To be done
Repeat each record exactly as written, and drop any images.

-- start of Data section --

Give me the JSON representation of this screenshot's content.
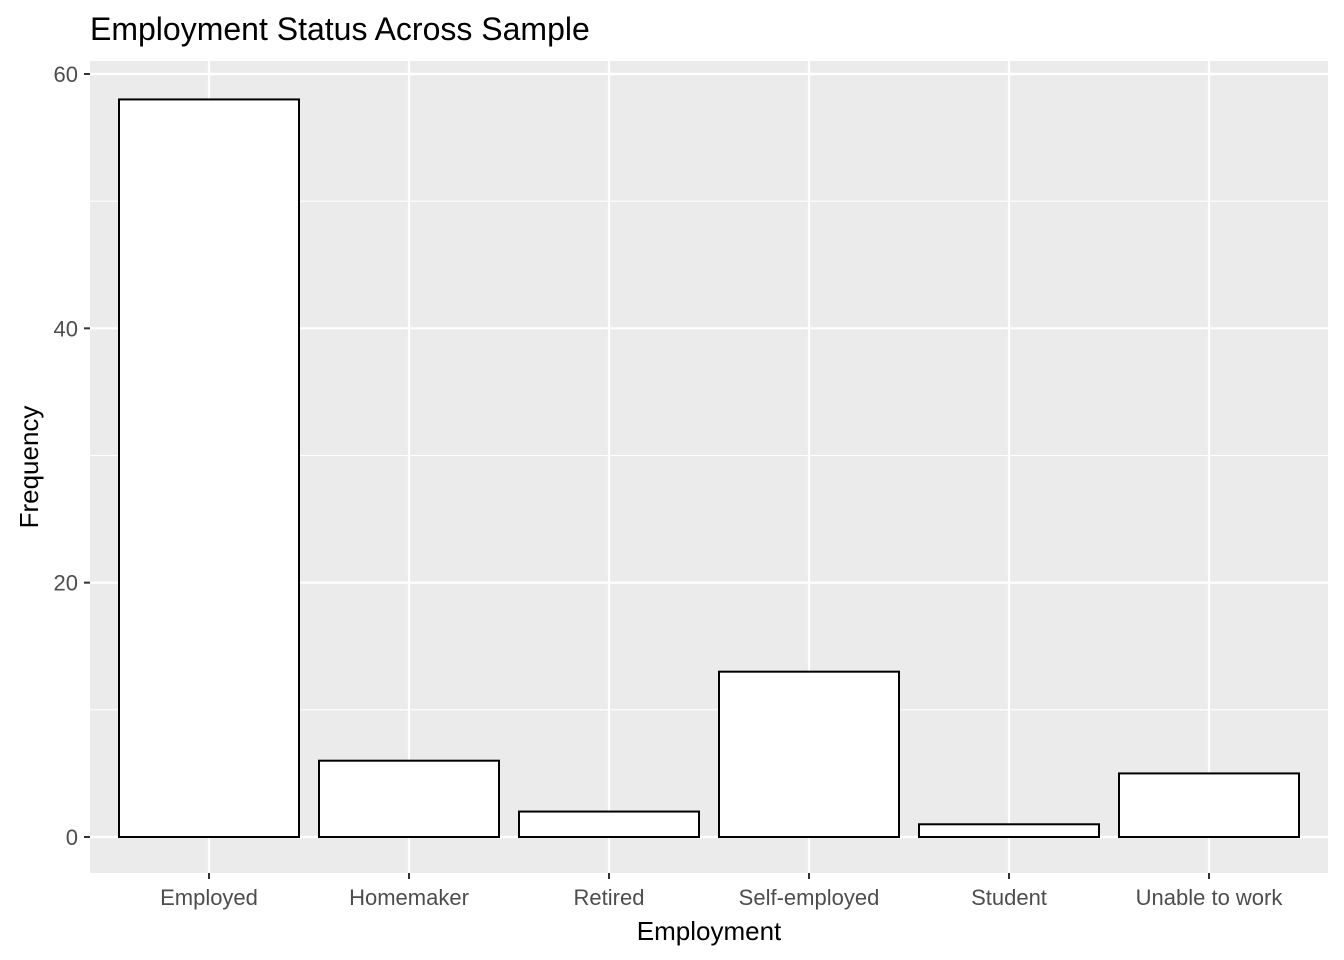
{
  "chart_data": {
    "type": "bar",
    "title": "Employment Status Across Sample",
    "xlabel": "Employment",
    "ylabel": "Frequency",
    "categories": [
      "Employed",
      "Homemaker",
      "Retired",
      "Self-employed",
      "Student",
      "Unable to work"
    ],
    "values": [
      58,
      6,
      2,
      13,
      1,
      5
    ],
    "ylim": [
      0,
      60
    ],
    "yticks": [
      "0",
      "20",
      "40",
      "60"
    ],
    "grid": true,
    "colors": {
      "panel_background": "#ebebeb",
      "bar_fill": "#ffffff",
      "bar_outline": "#000000"
    }
  }
}
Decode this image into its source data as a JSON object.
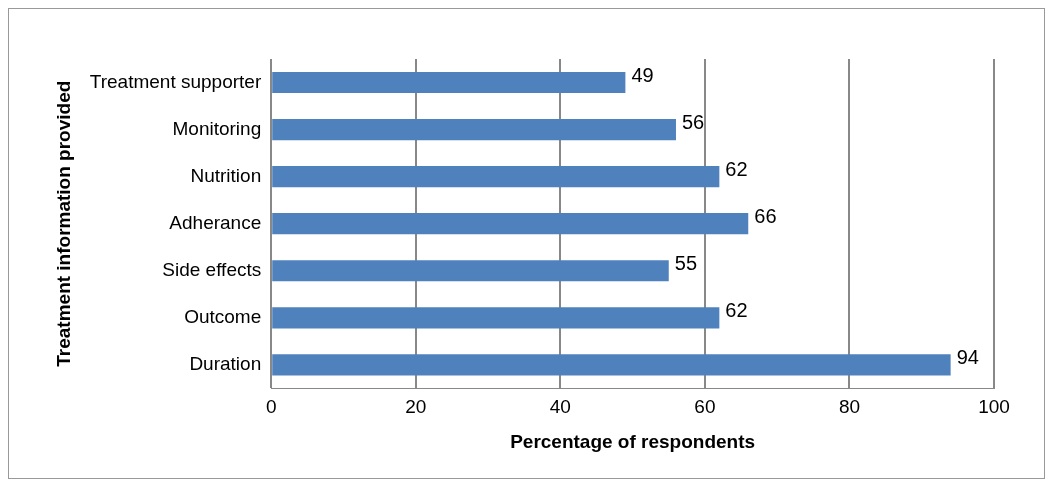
{
  "chart_data": {
    "type": "bar",
    "orientation": "horizontal",
    "xlabel": "Percentage of respondents",
    "ylabel": "Treatment information provided",
    "categories": [
      "Treatment supporter",
      "Monitoring",
      "Nutrition",
      "Adherance",
      "Side effects",
      "Outcome",
      "Duration"
    ],
    "values": [
      49,
      56,
      62,
      66,
      55,
      62,
      94
    ],
    "color": "#4f81bd",
    "xlim": [
      0,
      100
    ],
    "xticks": [
      0,
      20,
      40,
      60,
      80,
      100
    ],
    "grid": "x",
    "data_labels": true,
    "legend": false
  }
}
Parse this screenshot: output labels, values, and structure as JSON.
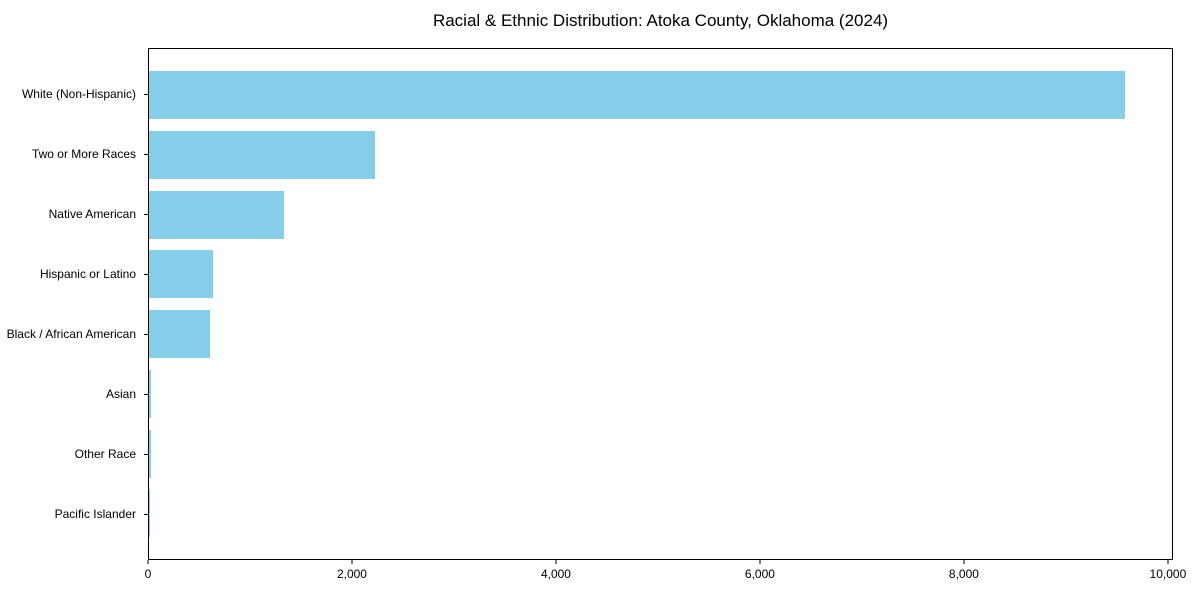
{
  "chart_data": {
    "type": "bar",
    "orientation": "horizontal",
    "title": "Racial & Ethnic Distribution: Atoka County, Oklahoma (2024)",
    "categories": [
      "White (Non-Hispanic)",
      "Two or More Races",
      "Native American",
      "Hispanic or Latino",
      "Black / African American",
      "Asian",
      "Other Race",
      "Pacific Islander"
    ],
    "values": [
      9590,
      2220,
      1330,
      630,
      600,
      20,
      15,
      5
    ],
    "bar_color": "#87CEEB",
    "xlabel": "",
    "ylabel": "",
    "xlim": [
      0,
      10050
    ],
    "xticks": [
      0,
      2000,
      4000,
      6000,
      8000,
      10000
    ],
    "xtick_labels": [
      "0",
      "2,000",
      "4,000",
      "6,000",
      "8,000",
      "10,000"
    ],
    "grid": false,
    "legend": null
  }
}
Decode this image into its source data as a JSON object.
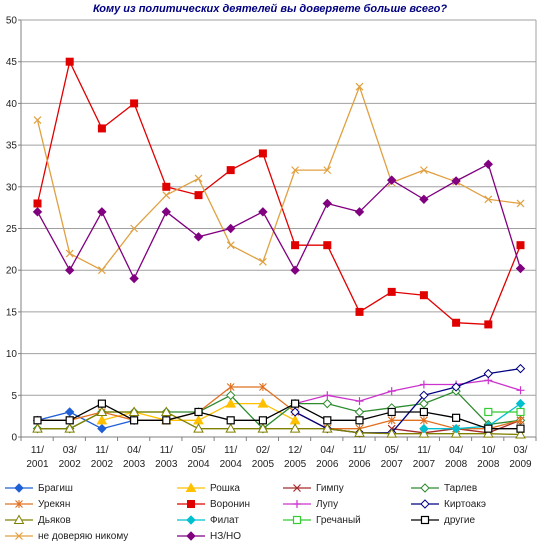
{
  "chart_data": {
    "type": "line",
    "title": "Кому из политических деятелей вы доверяете больше всего?",
    "xlabel": "",
    "ylabel": "",
    "ylim": [
      0,
      50
    ],
    "yticks": [
      0,
      5,
      10,
      15,
      20,
      25,
      30,
      35,
      40,
      45,
      50
    ],
    "grid": "horizontal",
    "legend_position": "bottom",
    "categories": [
      "11/2001",
      "03/2002",
      "11/2002",
      "04/2003",
      "11/2003",
      "05/2004",
      "11/2004",
      "02/2005",
      "12/2005",
      "04/2006",
      "11/2006",
      "05/2007",
      "11/2007",
      "04/2008",
      "10/2008",
      "03/2009"
    ],
    "category_labels": [
      [
        "11/",
        "2001"
      ],
      [
        "03/",
        "2002"
      ],
      [
        "11/",
        "2002"
      ],
      [
        "04/",
        "2003"
      ],
      [
        "11/",
        "2003"
      ],
      [
        "05/",
        "2004"
      ],
      [
        "11/",
        "2004"
      ],
      [
        "02/",
        "2005"
      ],
      [
        "12/",
        "2005"
      ],
      [
        "04/",
        "2006"
      ],
      [
        "11/",
        "2006"
      ],
      [
        "05/",
        "2007"
      ],
      [
        "11/",
        "2007"
      ],
      [
        "04/",
        "2008"
      ],
      [
        "10/",
        "2008"
      ],
      [
        "03/",
        "2009"
      ]
    ],
    "series": [
      {
        "name": "Брагиш",
        "color": "#1f5fd6",
        "marker": "diamond-filled",
        "values": [
          2,
          3,
          1,
          2,
          null,
          null,
          null,
          null,
          null,
          null,
          null,
          null,
          null,
          null,
          null,
          null
        ]
      },
      {
        "name": "Рошка",
        "color": "#ffc000",
        "marker": "triangle-filled",
        "values": [
          null,
          null,
          2,
          3,
          2,
          2,
          4,
          4,
          2,
          null,
          null,
          null,
          null,
          null,
          null,
          null
        ]
      },
      {
        "name": "Гимпу",
        "color": "#a52a2a",
        "marker": "x",
        "values": [
          null,
          null,
          null,
          null,
          null,
          null,
          null,
          null,
          null,
          null,
          null,
          1,
          0.5,
          1,
          0.5,
          2
        ]
      },
      {
        "name": "Тарлев",
        "color": "#2e8b2e",
        "marker": "diamond-open",
        "values": [
          1,
          1,
          3,
          3,
          3,
          3,
          5,
          1,
          4,
          4,
          3,
          3.5,
          4,
          5.5,
          1.5,
          2
        ]
      },
      {
        "name": "Урекян",
        "color": "#e07020",
        "marker": "star",
        "values": [
          2,
          2,
          3,
          2,
          2,
          3,
          6,
          6,
          3,
          1,
          1,
          2,
          2,
          1,
          1,
          2
        ]
      },
      {
        "name": "Воронин",
        "color": "#e00000",
        "marker": "square-filled",
        "values": [
          28,
          45,
          37,
          40,
          30,
          29,
          32,
          34,
          23,
          23,
          15,
          17.4,
          17,
          13.7,
          13.5,
          23
        ]
      },
      {
        "name": "Лупу",
        "color": "#cc33cc",
        "marker": "plus",
        "values": [
          null,
          null,
          null,
          null,
          null,
          null,
          null,
          null,
          4,
          5,
          4.3,
          5.5,
          6.3,
          6.3,
          6.8,
          5.6
        ]
      },
      {
        "name": "Киртоакэ",
        "color": "#000080",
        "marker": "diamond-open",
        "values": [
          null,
          null,
          null,
          null,
          null,
          null,
          null,
          null,
          3,
          1,
          0.5,
          0.5,
          5,
          6,
          7.6,
          8.2
        ]
      },
      {
        "name": "Дьяков",
        "color": "#808000",
        "marker": "triangle-open",
        "values": [
          1,
          1,
          3,
          3,
          3,
          1,
          1,
          1,
          1,
          1,
          0.5,
          0.4,
          0.4,
          0.4,
          0.4,
          0.3
        ]
      },
      {
        "name": "Филат",
        "color": "#00c0d0",
        "marker": "diamond-filled",
        "values": [
          null,
          null,
          null,
          null,
          null,
          null,
          null,
          null,
          null,
          null,
          null,
          null,
          1,
          1,
          1.3,
          4
        ]
      },
      {
        "name": "Гречаный",
        "color": "#33cc33",
        "marker": "square-open",
        "values": [
          null,
          null,
          null,
          null,
          null,
          null,
          null,
          null,
          null,
          null,
          null,
          null,
          null,
          null,
          3,
          3
        ]
      },
      {
        "name": "другие",
        "color": "#000000",
        "marker": "square-open",
        "values": [
          2,
          2,
          4,
          2,
          2,
          3,
          2,
          2,
          4,
          2,
          2,
          3,
          3,
          2.3,
          1,
          1
        ]
      },
      {
        "name": "не доверяю никому",
        "color": "#e0a040",
        "marker": "x",
        "values": [
          38,
          22,
          20,
          25,
          29,
          31,
          23,
          21,
          32,
          32,
          42,
          30.5,
          32,
          30.6,
          28.5,
          28
        ]
      },
      {
        "name": "НЗ/НО",
        "color": "#800080",
        "marker": "diamond-filled",
        "values": [
          27,
          20,
          27,
          19,
          27,
          24,
          25,
          27,
          20,
          28,
          27,
          30.8,
          28.5,
          30.7,
          32.7,
          20.2
        ]
      }
    ]
  }
}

-- end of Data section --

Output of the exercise
Give me the JSON representation of this screenshot's content.
{
  "chart_data": {
    "type": "bar",
    "title": "Employment Status Across Sample",
    "xlabel": "Employment",
    "ylabel": "Frequency",
    "categories": [
      "Employed",
      "Homemaker",
      "Retired",
      "Self-employed",
      "Student",
      "Unable to work"
    ],
    "values": [
      58,
      6,
      2,
      13,
      1,
      5
    ],
    "ylim": [
      0,
      60
    ],
    "yticks": [
      "0",
      "20",
      "40",
      "60"
    ],
    "grid": true,
    "colors": {
      "panel_background": "#ebebeb",
      "bar_fill": "#ffffff",
      "bar_outline": "#000000"
    }
  }
}
Decode this image into its source data as a JSON object.
{
  "chart_data": {
    "type": "bar",
    "orientation": "horizontal",
    "xlabel": "Percentage of respondents",
    "ylabel": "Treatment information provided",
    "categories": [
      "Treatment supporter",
      "Monitoring",
      "Nutrition",
      "Adherance",
      "Side effects",
      "Outcome",
      "Duration"
    ],
    "values": [
      49,
      56,
      62,
      66,
      55,
      62,
      94
    ],
    "color": "#4f81bd",
    "xlim": [
      0,
      100
    ],
    "xticks": [
      0,
      20,
      40,
      60,
      80,
      100
    ],
    "grid": "x",
    "data_labels": true,
    "legend": false
  }
}
Parse this screenshot: output labels, values, and structure as JSON.
{
  "chart_data": {
    "type": "bar",
    "orientation": "horizontal",
    "title": "Racial & Ethnic Distribution: Atoka County, Oklahoma (2024)",
    "categories": [
      "White (Non-Hispanic)",
      "Two or More Races",
      "Native American",
      "Hispanic or Latino",
      "Black / African American",
      "Asian",
      "Other Race",
      "Pacific Islander"
    ],
    "values": [
      9590,
      2220,
      1330,
      630,
      600,
      20,
      15,
      5
    ],
    "bar_color": "#87CEEB",
    "xlabel": "",
    "ylabel": "",
    "xlim": [
      0,
      10050
    ],
    "xticks": [
      0,
      2000,
      4000,
      6000,
      8000,
      10000
    ],
    "xtick_labels": [
      "0",
      "2,000",
      "4,000",
      "6,000",
      "8,000",
      "10,000"
    ],
    "grid": false,
    "legend": null
  }
}
Decode this image into its source data as a JSON object.
{
  "chart_data": {
    "type": "line",
    "title": "Кому из политических деятелей вы доверяете больше всего?",
    "xlabel": "",
    "ylabel": "",
    "ylim": [
      0,
      50
    ],
    "yticks": [
      0,
      5,
      10,
      15,
      20,
      25,
      30,
      35,
      40,
      45,
      50
    ],
    "grid": "horizontal",
    "legend_position": "bottom",
    "categories": [
      "11/2001",
      "03/2002",
      "11/2002",
      "04/2003",
      "11/2003",
      "05/2004",
      "11/2004",
      "02/2005",
      "12/2005",
      "04/2006",
      "11/2006",
      "05/2007",
      "11/2007",
      "04/2008",
      "10/2008",
      "03/2009"
    ],
    "category_labels": [
      [
        "11/",
        "2001"
      ],
      [
        "03/",
        "2002"
      ],
      [
        "11/",
        "2002"
      ],
      [
        "04/",
        "2003"
      ],
      [
        "11/",
        "2003"
      ],
      [
        "05/",
        "2004"
      ],
      [
        "11/",
        "2004"
      ],
      [
        "02/",
        "2005"
      ],
      [
        "12/",
        "2005"
      ],
      [
        "04/",
        "2006"
      ],
      [
        "11/",
        "2006"
      ],
      [
        "05/",
        "2007"
      ],
      [
        "11/",
        "2007"
      ],
      [
        "04/",
        "2008"
      ],
      [
        "10/",
        "2008"
      ],
      [
        "03/",
        "2009"
      ]
    ],
    "series": [
      {
        "name": "Брагиш",
        "color": "#1f5fd6",
        "marker": "diamond-filled",
        "values": [
          2,
          3,
          1,
          2,
          null,
          null,
          null,
          null,
          null,
          null,
          null,
          null,
          null,
          null,
          null,
          null
        ]
      },
      {
        "name": "Рошка",
        "color": "#ffc000",
        "marker": "triangle-filled",
        "values": [
          null,
          null,
          2,
          3,
          2,
          2,
          4,
          4,
          2,
          null,
          null,
          null,
          null,
          null,
          null,
          null
        ]
      },
      {
        "name": "Гимпу",
        "color": "#a52a2a",
        "marker": "x",
        "values": [
          null,
          null,
          null,
          null,
          null,
          null,
          null,
          null,
          null,
          null,
          null,
          1,
          0.5,
          1,
          0.5,
          2
        ]
      },
      {
        "name": "Тарлев",
        "color": "#2e8b2e",
        "marker": "diamond-open",
        "values": [
          1,
          1,
          3,
          3,
          3,
          3,
          5,
          1,
          4,
          4,
          3,
          3.5,
          4,
          5.5,
          1.5,
          2
        ]
      },
      {
        "name": "Урекян",
        "color": "#e07020",
        "marker": "star",
        "values": [
          2,
          2,
          3,
          2,
          2,
          3,
          6,
          6,
          3,
          1,
          1,
          2,
          2,
          1,
          1,
          2
        ]
      },
      {
        "name": "Воронин",
        "color": "#e00000",
        "marker": "square-filled",
        "values": [
          28,
          45,
          37,
          40,
          30,
          29,
          32,
          34,
          23,
          23,
          15,
          17.4,
          17,
          13.7,
          13.5,
          23
        ]
      },
      {
        "name": "Лупу",
        "color": "#cc33cc",
        "marker": "plus",
        "values": [
          null,
          null,
          null,
          null,
          null,
          null,
          null,
          null,
          4,
          5,
          4.3,
          5.5,
          6.3,
          6.3,
          6.8,
          5.6
        ]
      },
      {
        "name": "Киртоакэ",
        "color": "#000080",
        "marker": "diamond-open",
        "values": [
          null,
          null,
          null,
          null,
          null,
          null,
          null,
          null,
          3,
          1,
          0.5,
          0.5,
          5,
          6,
          7.6,
          8.2
        ]
      },
      {
        "name": "Дьяков",
        "color": "#808000",
        "marker": "triangle-open",
        "values": [
          1,
          1,
          3,
          3,
          3,
          1,
          1,
          1,
          1,
          1,
          0.5,
          0.4,
          0.4,
          0.4,
          0.4,
          0.3
        ]
      },
      {
        "name": "Филат",
        "color": "#00c0d0",
        "marker": "diamond-filled",
        "values": [
          null,
          null,
          null,
          null,
          null,
          null,
          null,
          null,
          null,
          null,
          null,
          null,
          1,
          1,
          1.3,
          4
        ]
      },
      {
        "name": "Гречаный",
        "color": "#33cc33",
        "marker": "square-open",
        "values": [
          null,
          null,
          null,
          null,
          null,
          null,
          null,
          null,
          null,
          null,
          null,
          null,
          null,
          null,
          3,
          3
        ]
      },
      {
        "name": "другие",
        "color": "#000000",
        "marker": "square-open",
        "values": [
          2,
          2,
          4,
          2,
          2,
          3,
          2,
          2,
          4,
          2,
          2,
          3,
          3,
          2.3,
          1,
          1
        ]
      },
      {
        "name": "не доверяю никому",
        "color": "#e0a040",
        "marker": "x",
        "values": [
          38,
          22,
          20,
          25,
          29,
          31,
          23,
          21,
          32,
          32,
          42,
          30.5,
          32,
          30.6,
          28.5,
          28
        ]
      },
      {
        "name": "НЗ/НО",
        "color": "#800080",
        "marker": "diamond-filled",
        "values": [
          27,
          20,
          27,
          19,
          27,
          24,
          25,
          27,
          20,
          28,
          27,
          30.8,
          28.5,
          30.7,
          32.7,
          20.2
        ]
      }
    ]
  }
}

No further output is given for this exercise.